++++ Record extracts ++++

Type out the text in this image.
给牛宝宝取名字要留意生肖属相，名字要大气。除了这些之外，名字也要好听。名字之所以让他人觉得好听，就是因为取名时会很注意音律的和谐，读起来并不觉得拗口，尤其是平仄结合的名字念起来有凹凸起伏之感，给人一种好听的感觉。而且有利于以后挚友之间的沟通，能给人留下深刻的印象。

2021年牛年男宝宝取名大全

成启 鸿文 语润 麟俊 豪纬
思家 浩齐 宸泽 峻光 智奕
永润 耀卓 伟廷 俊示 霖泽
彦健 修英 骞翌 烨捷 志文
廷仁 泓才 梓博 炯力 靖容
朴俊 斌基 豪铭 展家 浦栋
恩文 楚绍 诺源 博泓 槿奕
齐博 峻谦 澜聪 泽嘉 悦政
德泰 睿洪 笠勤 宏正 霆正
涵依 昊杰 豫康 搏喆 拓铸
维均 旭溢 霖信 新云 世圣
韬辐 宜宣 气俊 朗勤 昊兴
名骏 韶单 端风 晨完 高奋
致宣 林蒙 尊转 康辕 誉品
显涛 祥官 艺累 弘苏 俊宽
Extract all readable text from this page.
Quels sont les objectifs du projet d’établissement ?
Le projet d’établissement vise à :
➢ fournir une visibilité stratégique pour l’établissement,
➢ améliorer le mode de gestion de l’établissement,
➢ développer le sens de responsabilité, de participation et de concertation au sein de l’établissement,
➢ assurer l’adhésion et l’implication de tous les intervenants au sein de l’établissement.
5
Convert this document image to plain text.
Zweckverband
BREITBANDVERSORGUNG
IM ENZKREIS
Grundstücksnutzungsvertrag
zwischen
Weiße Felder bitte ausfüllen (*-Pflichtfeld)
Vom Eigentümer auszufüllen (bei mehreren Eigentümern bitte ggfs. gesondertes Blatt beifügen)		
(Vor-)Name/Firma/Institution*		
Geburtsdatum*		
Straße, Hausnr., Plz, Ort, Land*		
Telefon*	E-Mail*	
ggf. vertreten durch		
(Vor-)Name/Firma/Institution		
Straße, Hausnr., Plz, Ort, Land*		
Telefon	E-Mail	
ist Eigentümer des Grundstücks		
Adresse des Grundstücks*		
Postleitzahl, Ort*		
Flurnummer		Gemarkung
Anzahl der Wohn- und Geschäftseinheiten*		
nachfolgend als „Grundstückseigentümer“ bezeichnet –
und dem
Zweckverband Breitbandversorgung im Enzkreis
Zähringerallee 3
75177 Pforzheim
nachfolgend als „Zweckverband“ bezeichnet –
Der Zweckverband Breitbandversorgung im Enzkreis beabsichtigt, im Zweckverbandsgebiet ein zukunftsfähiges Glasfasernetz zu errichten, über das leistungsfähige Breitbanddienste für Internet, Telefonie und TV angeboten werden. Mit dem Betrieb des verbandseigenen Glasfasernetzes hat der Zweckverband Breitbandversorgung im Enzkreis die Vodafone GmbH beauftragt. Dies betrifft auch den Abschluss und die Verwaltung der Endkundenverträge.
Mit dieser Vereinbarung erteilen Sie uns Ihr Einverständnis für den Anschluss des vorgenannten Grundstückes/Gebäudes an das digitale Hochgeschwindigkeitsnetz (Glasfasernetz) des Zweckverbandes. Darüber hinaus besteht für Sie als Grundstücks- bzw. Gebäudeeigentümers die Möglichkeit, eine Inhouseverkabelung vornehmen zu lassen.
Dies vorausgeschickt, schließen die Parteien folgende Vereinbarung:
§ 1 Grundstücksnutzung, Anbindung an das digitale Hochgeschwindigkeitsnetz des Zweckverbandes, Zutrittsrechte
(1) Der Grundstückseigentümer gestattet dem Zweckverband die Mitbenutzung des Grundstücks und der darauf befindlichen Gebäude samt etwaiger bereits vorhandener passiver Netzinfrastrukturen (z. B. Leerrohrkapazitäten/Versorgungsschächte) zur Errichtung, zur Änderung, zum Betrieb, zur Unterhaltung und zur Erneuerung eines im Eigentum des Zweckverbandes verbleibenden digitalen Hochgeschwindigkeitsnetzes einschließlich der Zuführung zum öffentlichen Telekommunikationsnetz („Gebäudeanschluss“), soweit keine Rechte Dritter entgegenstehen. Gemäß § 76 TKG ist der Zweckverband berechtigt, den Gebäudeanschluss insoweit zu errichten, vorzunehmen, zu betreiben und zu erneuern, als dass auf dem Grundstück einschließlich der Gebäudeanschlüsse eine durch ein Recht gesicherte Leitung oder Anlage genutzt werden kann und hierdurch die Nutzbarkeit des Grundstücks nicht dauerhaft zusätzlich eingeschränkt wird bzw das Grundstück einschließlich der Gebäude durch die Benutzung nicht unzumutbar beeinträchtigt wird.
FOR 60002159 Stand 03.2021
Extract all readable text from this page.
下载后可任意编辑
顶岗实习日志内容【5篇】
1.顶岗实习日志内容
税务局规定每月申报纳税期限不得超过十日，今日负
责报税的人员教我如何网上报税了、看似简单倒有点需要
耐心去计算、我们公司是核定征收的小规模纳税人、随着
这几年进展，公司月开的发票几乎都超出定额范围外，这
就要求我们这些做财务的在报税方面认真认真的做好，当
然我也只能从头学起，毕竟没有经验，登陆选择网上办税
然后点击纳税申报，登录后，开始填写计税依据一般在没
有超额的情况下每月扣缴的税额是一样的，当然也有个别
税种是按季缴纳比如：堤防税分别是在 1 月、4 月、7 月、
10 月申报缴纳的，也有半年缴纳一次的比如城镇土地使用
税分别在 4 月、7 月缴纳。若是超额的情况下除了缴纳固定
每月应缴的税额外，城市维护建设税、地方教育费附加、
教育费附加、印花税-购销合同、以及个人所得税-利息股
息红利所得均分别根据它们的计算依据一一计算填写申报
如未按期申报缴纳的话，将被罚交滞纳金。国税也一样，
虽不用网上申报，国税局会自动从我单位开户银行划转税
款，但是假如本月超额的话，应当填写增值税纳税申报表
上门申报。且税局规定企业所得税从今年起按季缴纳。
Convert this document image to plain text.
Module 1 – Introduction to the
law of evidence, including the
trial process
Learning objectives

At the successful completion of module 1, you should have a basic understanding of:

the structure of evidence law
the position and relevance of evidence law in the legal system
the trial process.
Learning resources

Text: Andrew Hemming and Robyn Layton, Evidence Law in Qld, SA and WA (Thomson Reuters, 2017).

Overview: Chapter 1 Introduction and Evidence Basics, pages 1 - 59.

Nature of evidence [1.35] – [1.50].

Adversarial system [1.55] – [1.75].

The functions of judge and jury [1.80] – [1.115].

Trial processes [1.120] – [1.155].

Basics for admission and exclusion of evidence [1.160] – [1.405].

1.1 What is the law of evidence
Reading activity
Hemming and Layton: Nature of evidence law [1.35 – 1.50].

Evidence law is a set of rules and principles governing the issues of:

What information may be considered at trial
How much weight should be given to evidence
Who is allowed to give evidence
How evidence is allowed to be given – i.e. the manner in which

++++

Short task: Return each entry from the material above exactly as it appears.

Result of this task:
Type out the text in this image.
给牛宝宝取名字要留意生肖属相，名字要大气。除了这些之外，名字也要好听。名字之所以让他人觉得好听，就是因为取名时会很注意音律的和谐，读起来并不觉得拗口，尤其是平仄结合的名字念起来有凹凸起伏之感，给人一种好听的感觉。而且有利于以后挚友之间的沟通，能给人留下深刻的印象。

2021年牛年男宝宝取名大全

成启 鸿文 语润 麟俊 豪纬
思家 浩齐 宸泽 峻光 智奕
永润 耀卓 伟廷 俊示 霖泽
彦健 修英 骞翌 烨捷 志文
廷仁 泓才 梓博 炯力 靖容
朴俊 斌基 豪铭 展家 浦栋
恩文 楚绍 诺源 博泓 槿奕
齐博 峻谦 澜聪 泽嘉 悦政
德泰 睿洪 笠勤 宏正 霆正
涵依 昊杰 豫康 搏喆 拓铸
维均 旭溢 霖信 新云 世圣
韬辐 宜宣 气俊 朗勤 昊兴
名骏 韶单 端风 晨完 高奋
致宣 林蒙 尊转 康辕 誉品
显涛 祥官 艺累 弘苏 俊宽
Extract all readable text from this page.
Quels sont les objectifs du projet d’établissement ?
Le projet d’établissement vise à :
➢ fournir une visibilité stratégique pour l’établissement,
➢ améliorer le mode de gestion de l’établissement,
➢ développer le sens de responsabilité, de participation et de concertation au sein de l’établissement,
➢ assurer l’adhésion et l’implication de tous les intervenants au sein de l’établissement.
5
Convert this document image to plain text.
Zweckverband
BREITBANDVERSORGUNG
IM ENZKREIS
Grundstücksnutzungsvertrag
zwischen
Weiße Felder bitte ausfüllen (*-Pflichtfeld)
Vom Eigentümer auszufüllen (bei mehreren Eigentümern bitte ggfs. gesondertes Blatt beifügen)		
(Vor-)Name/Firma/Institution*		
Geburtsdatum*		
Straße, Hausnr., Plz, Ort, Land*		
Telefon*	E-Mail*	
ggf. vertreten durch		
(Vor-)Name/Firma/Institution		
Straße, Hausnr., Plz, Ort, Land*		
Telefon	E-Mail	
ist Eigentümer des Grundstücks		
Adresse des Grundstücks*		
Postleitzahl, Ort*		
Flurnummer		Gemarkung
Anzahl der Wohn- und Geschäftseinheiten*		
nachfolgend als „Grundstückseigentümer“ bezeichnet –
und dem
Zweckverband Breitbandversorgung im Enzkreis
Zähringerallee 3
75177 Pforzheim
nachfolgend als „Zweckverband“ bezeichnet –
Der Zweckverband Breitbandversorgung im Enzkreis beabsichtigt, im Zweckverbandsgebiet ein zukunftsfähiges Glasfasernetz zu errichten, über das leistungsfähige Breitbanddienste für Internet, Telefonie und TV angeboten werden. Mit dem Betrieb des verbandseigenen Glasfasernetzes hat der Zweckverband Breitbandversorgung im Enzkreis die Vodafone GmbH beauftragt. Dies betrifft auch den Abschluss und die Verwaltung der Endkundenverträge.
Mit dieser Vereinbarung erteilen Sie uns Ihr Einverständnis für den Anschluss des vorgenannten Grundstückes/Gebäudes an das digitale Hochgeschwindigkeitsnetz (Glasfasernetz) des Zweckverbandes. Darüber hinaus besteht für Sie als Grundstücks- bzw. Gebäudeeigentümers die Möglichkeit, eine Inhouseverkabelung vornehmen zu lassen.
Dies vorausgeschickt, schließen die Parteien folgende Vereinbarung:
§ 1 Grundstücksnutzung, Anbindung an das digitale Hochgeschwindigkeitsnetz des Zweckverbandes, Zutrittsrechte
(1) Der Grundstückseigentümer gestattet dem Zweckverband die Mitbenutzung des Grundstücks und der darauf befindlichen Gebäude samt etwaiger bereits vorhandener passiver Netzinfrastrukturen (z. B. Leerrohrkapazitäten/Versorgungsschächte) zur Errichtung, zur Änderung, zum Betrieb, zur Unterhaltung und zur Erneuerung eines im Eigentum des Zweckverbandes verbleibenden digitalen Hochgeschwindigkeitsnetzes einschließlich der Zuführung zum öffentlichen Telekommunikationsnetz („Gebäudeanschluss“), soweit keine Rechte Dritter entgegenstehen. Gemäß § 76 TKG ist der Zweckverband berechtigt, den Gebäudeanschluss insoweit zu errichten, vorzunehmen, zu betreiben und zu erneuern, als dass auf dem Grundstück einschließlich der Gebäudeanschlüsse eine durch ein Recht gesicherte Leitung oder Anlage genutzt werden kann und hierdurch die Nutzbarkeit des Grundstücks nicht dauerhaft zusätzlich eingeschränkt wird bzw das Grundstück einschließlich der Gebäude durch die Benutzung nicht unzumutbar beeinträchtigt wird.
FOR 60002159 Stand 03.2021
Extract all readable text from this page.
下载后可任意编辑
顶岗实习日志内容【5篇】
1.顶岗实习日志内容
税务局规定每月申报纳税期限不得超过十日，今日负
责报税的人员教我如何网上报税了、看似简单倒有点需要
耐心去计算、我们公司是核定征收的小规模纳税人、随着
这几年进展，公司月开的发票几乎都超出定额范围外，这
就要求我们这些做财务的在报税方面认真认真的做好，当
然我也只能从头学起，毕竟没有经验，登陆选择网上办税
然后点击纳税申报，登录后，开始填写计税依据一般在没
有超额的情况下每月扣缴的税额是一样的，当然也有个别
税种是按季缴纳比如：堤防税分别是在 1 月、4 月、7 月、
10 月申报缴纳的，也有半年缴纳一次的比如城镇土地使用
税分别在 4 月、7 月缴纳。若是超额的情况下除了缴纳固定
每月应缴的税额外，城市维护建设税、地方教育费附加、
教育费附加、印花税-购销合同、以及个人所得税-利息股
息红利所得均分别根据它们的计算依据一一计算填写申报
如未按期申报缴纳的话，将被罚交滞纳金。国税也一样，
虽不用网上申报，国税局会自动从我单位开户银行划转税
款，但是假如本月超额的话，应当填写增值税纳税申报表
上门申报。且税局规定企业所得税从今年起按季缴纳。
Convert this document image to plain text.
Module 1 – Introduction to the
law of evidence, including the
trial process
Learning objectives

At the successful completion of module 1, you should have a basic understanding of:

the structure of evidence law
the position and relevance of evidence law in the legal system
the trial process.
Learning resources

Text: Andrew Hemming and Robyn Layton, Evidence Law in Qld, SA and WA (Thomson Reuters, 2017).

Overview: Chapter 1 Introduction and Evidence Basics, pages 1 - 59.

Nature of evidence [1.35] – [1.50].

Adversarial system [1.55] – [1.75].

The functions of judge and jury [1.80] – [1.115].

Trial processes [1.120] – [1.155].

Basics for admission and exclusion of evidence [1.160] – [1.405].

1.1 What is the law of evidence
Reading activity
Hemming and Layton: Nature of evidence law [1.35 – 1.50].

Evidence law is a set of rules and principles governing the issues of:

What information may be considered at trial
How much weight should be given to evidence
Who is allowed to give evidence
How evidence is allowed to be given – i.e. the manner in which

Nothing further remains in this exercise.